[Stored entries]
******************************

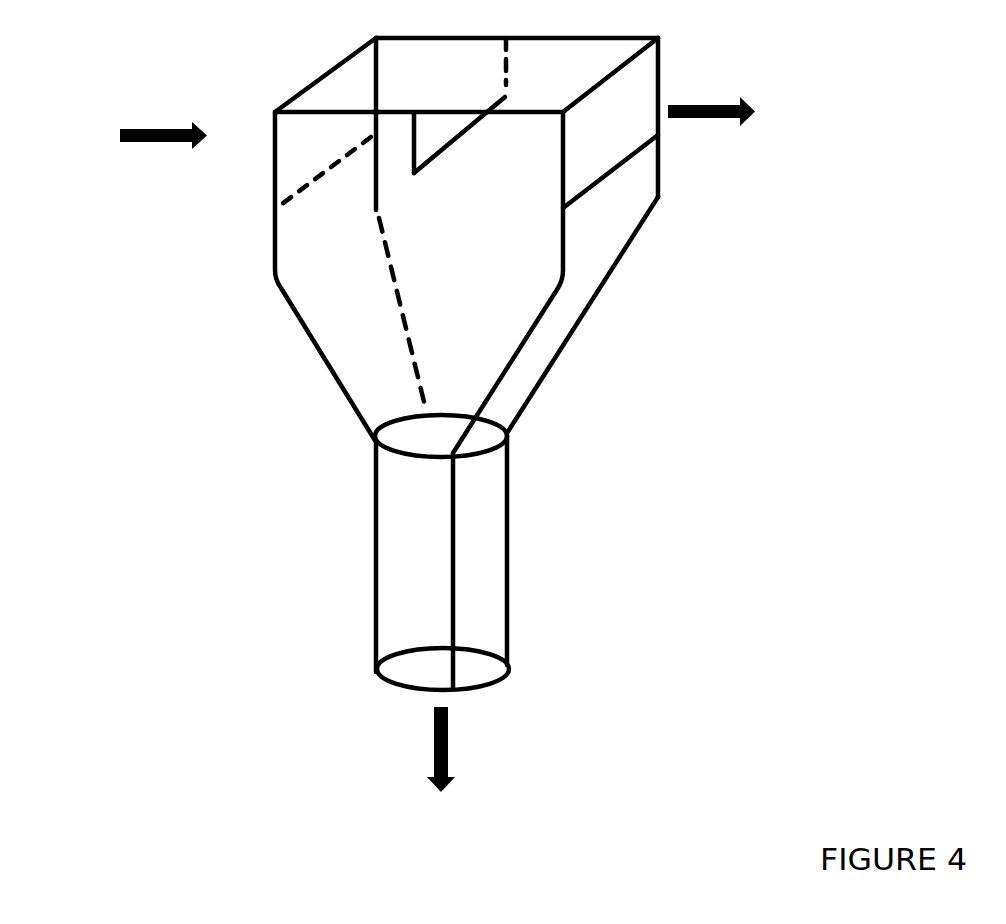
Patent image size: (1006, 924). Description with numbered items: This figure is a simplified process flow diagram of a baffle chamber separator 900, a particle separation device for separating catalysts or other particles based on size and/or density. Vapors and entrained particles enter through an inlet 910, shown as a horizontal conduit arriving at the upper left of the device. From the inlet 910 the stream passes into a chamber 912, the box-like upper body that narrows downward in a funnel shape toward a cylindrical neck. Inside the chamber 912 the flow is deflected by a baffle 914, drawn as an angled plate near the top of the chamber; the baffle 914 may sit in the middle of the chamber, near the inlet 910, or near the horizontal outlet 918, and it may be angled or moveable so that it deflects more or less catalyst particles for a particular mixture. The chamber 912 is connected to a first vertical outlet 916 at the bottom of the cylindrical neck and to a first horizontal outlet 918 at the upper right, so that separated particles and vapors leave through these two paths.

The baffle chamber separator 900 is at (396, 364).
The inlet 910 is at (130, 135).
The chamber 912 is at (466, 364).
The baffle 914 is at (459, 135).
The first vertical outlet 916 is at (461, 749).
The first horizontal outlet 918 is at (711, 123).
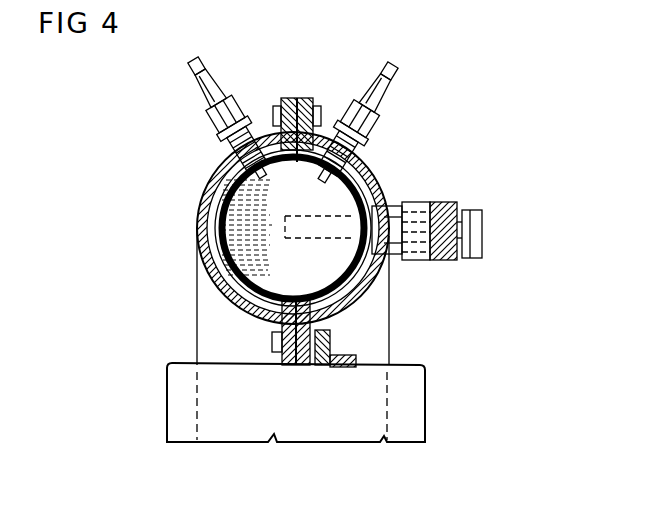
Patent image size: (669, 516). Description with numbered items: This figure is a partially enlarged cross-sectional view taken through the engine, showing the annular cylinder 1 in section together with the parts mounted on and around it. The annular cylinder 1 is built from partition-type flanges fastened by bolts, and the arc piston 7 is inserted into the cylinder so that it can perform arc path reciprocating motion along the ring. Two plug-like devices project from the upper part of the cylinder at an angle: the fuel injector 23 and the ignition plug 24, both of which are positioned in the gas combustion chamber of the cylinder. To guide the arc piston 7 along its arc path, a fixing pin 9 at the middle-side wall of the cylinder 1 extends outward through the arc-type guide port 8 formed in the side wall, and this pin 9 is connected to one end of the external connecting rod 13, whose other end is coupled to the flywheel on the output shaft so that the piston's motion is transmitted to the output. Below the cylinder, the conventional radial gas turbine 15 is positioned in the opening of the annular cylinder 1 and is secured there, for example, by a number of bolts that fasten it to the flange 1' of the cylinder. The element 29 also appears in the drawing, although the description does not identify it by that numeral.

The annular cylinder 1 is at (236, 248).
The flange 1' is at (317, 84).
The arc piston 7 is at (267, 237).
The arc-type guide port 8 is at (402, 204).
The fixing pin 9 is at (482, 228).
The external connecting rod 13 is at (447, 200).
The radial gas turbine 15 is at (172, 382).
The fuel injector 23 is at (200, 82).
The ignition plug 24 is at (400, 72).
The clamp 29 is at (384, 288).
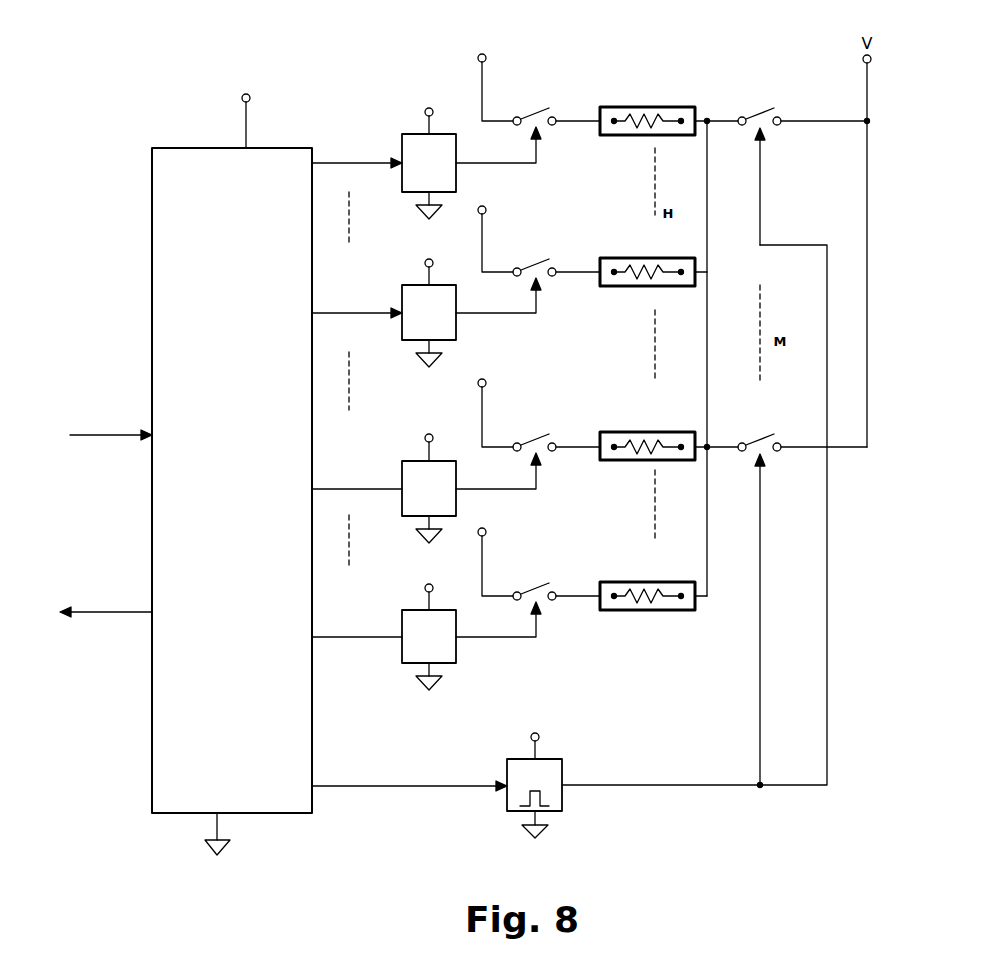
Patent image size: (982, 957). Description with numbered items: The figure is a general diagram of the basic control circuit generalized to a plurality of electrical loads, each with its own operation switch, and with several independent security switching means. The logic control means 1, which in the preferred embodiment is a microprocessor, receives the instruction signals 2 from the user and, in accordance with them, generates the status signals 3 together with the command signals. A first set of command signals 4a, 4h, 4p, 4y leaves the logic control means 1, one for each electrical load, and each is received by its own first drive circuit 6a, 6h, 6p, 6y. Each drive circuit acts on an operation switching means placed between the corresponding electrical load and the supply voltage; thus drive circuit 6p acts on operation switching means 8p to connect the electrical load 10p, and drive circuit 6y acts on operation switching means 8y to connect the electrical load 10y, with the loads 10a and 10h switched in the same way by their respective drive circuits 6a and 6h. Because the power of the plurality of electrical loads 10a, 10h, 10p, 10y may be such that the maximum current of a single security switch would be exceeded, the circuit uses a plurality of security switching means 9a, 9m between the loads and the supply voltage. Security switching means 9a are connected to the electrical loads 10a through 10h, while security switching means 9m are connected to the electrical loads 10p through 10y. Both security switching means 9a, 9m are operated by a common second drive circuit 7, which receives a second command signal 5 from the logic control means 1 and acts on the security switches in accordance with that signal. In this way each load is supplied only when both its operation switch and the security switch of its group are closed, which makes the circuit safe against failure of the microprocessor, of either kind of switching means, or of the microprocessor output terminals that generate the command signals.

The logic control means 1 is at (232, 462).
The instruction signals 2 is at (85, 422).
The status signals 3 is at (87, 587).
The command signal 4a is at (340, 148).
The command signal 4h is at (323, 300).
The command signal 4p is at (337, 474).
The command signal 4y is at (324, 623).
The second command signal 5 is at (455, 772).
The drive circuit 6a is at (471, 151).
The drive circuit 6h is at (471, 301).
The drive circuit 6p is at (471, 476).
The drive circuit 6y is at (471, 625).
The second drive circuit 7 is at (534, 773).
The operation switching means 8p is at (538, 405).
The operation switching means 8y is at (538, 554).
The security switching means 9a is at (781, 166).
The security switching means 9m is at (781, 599).
The electrical load 10a is at (647, 111).
The electrical load 10h is at (653, 262).
The electrical load 10p is at (647, 436).
The electrical load 10y is at (653, 586).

******************************

- **WORK TO DO**:
Can you rewrite every line of the listing above as a single numbered list, skipping blank lines and leaving the pictures out?

- **TASK ANSWER**:
1. Patent image size: (1006, 924). Description with numbered items: This figure is a simplified process flow diagram of a baffle chamber separator 900, a particle separation device for separating catalysts or other particles based on size and/or density. Vapors and entrained particles enter through an inlet 910, shown as a horizontal conduit arriving at the upper left of the device. From the inlet 910 the stream passes into a chamber 912, the box-like upper body that narrows downward in a funnel shape toward a cylindrical neck. Inside the chamber 912 the flow is deflected by a baffle 914, drawn as an angled plate near the top of the chamber; the baffle 914 may sit in the middle of the chamber, near the inlet 910, or near the horizontal outlet 918, and it may be angled or moveable so that it deflects more or less catalyst particles for a particular mixture. The chamber 912 is connected to a first vertical outlet 916 at the bottom of the cylindrical neck and to a first horizontal outlet 918 at the upper right, so that separated particles and vapors leave through these two paths.
2. The baffle chamber separator 900 is at (396, 364).
3. The inlet 910 is at (130, 135).
4. The chamber 912 is at (466, 364).
5. The baffle 914 is at (459, 135).
6. The first vertical outlet 916 is at (461, 749).
7. The first horizontal outlet 918 is at (711, 123).
8. Patent image size: (669, 516). Description with numbered items: This figure is a partially enlarged cross-sectional view taken through the engine, showing the annular cylinder 1 in section together with the parts mounted on and around it. The annular cylinder 1 is built from partition-type flanges fastened by bolts, and the arc piston 7 is inserted into the cylinder so that it can perform arc path reciprocating motion along the ring. Two plug-like devices project from the upper part of the cylinder at an angle: the fuel injector 23 and the ignition plug 24, both of which are positioned in the gas combustion chamber of the cylinder. To guide the arc piston 7 along its arc path, a fixing pin 9 at the middle-side wall of the cylinder 1 extends outward through the arc-type guide port 8 formed in the side wall, and this pin 9 is connected to one end of the external connecting rod 13, whose other end is coupled to the flywheel on the output shaft so that the piston's motion is transmitted to the output. Below the cylinder, the conventional radial gas turbine 15 is positioned in the opening of the annular cylinder 1 and is secured there, for example, by a number of bolts that fasten it to the flange 1' of the cylinder. The element 29 also appears in the drawing, although the description does not identify it by that numeral.
9. The annular cylinder 1 is at (236, 248).
10. The flange 1' is at (317, 84).
11. The arc piston 7 is at (267, 237).
12. The arc-type guide port 8 is at (402, 204).
13. The fixing pin 9 is at (482, 228).
14. The external connecting rod 13 is at (447, 200).
15. The radial gas turbine 15 is at (172, 382).
16. The fuel injector 23 is at (200, 82).
17. The ignition plug 24 is at (400, 72).
18. The clamp 29 is at (384, 288).
19. Patent image size: (982, 957). Description with numbered items: The figure is a general diagram of the basic control circuit generalized to a plurality of electrical loads, each with its own operation switch, and with several independent security switching means. The logic control means 1, which in the preferred embodiment is a microprocessor, receives the instruction signals 2 from the user and, in accordance with them, generates the status signals 3 together with the command signals. A first set of command signals 4a, 4h, 4p, 4y leaves the logic control means 1, one for each electrical load, and each is received by its own first drive circuit 6a, 6h, 6p, 6y. Each drive circuit acts on an operation switching means placed between the corresponding electrical load and the supply voltage; thus drive circuit 6p acts on operation switching means 8p to connect the electrical load 10p, and drive circuit 6y acts on operation switching means 8y to connect the electrical load 10y, with the loads 10a and 10h switched in the same way by their respective drive circuits 6a and 6h. Because the power of the plurality of electrical loads 10a, 10h, 10p, 10y may be such that the maximum current of a single security switch would be exceeded, the circuit uses a plurality of security switching means 9a, 9m between the loads and the supply voltage. Security switching means 9a are connected to the electrical loads 10a through 10h, while security switching means 9m are connected to the electrical loads 10p through 10y. Both security switching means 9a, 9m are operated by a common second drive circuit 7, which receives a second command signal 5 from the logic control means 1 and acts on the security switches in accordance with that signal. In this way each load is supplied only when both its operation switch and the security switch of its group are closed, which makes the circuit safe against failure of the microprocessor, of either kind of switching means, or of the microprocessor output terminals that generate the command signals.
20. The logic control means 1 is at (232, 462).
21. The instruction signals 2 is at (85, 422).
22. The status signals 3 is at (87, 587).
23. The command signal 4a is at (340, 148).
24. The command signal 4h is at (323, 300).
25. The command signal 4p is at (337, 474).
26. The command signal 4y is at (324, 623).
27. The second command signal 5 is at (455, 772).
28. The drive circuit 6a is at (471, 151).
29. The drive circuit 6h is at (471, 301).
30. The drive circuit 6p is at (471, 476).
31. The drive circuit 6y is at (471, 625).
32. The second drive circuit 7 is at (534, 773).
33. The operation switching means 8p is at (538, 405).
34. The operation switching means 8y is at (538, 554).
35. The security switching means 9a is at (781, 166).
36. The security switching means 9m is at (781, 599).
37. The electrical load 10a is at (647, 111).
38. The electrical load 10h is at (653, 262).
39. The electrical load 10p is at (647, 436).
40. The electrical load 10y is at (653, 586).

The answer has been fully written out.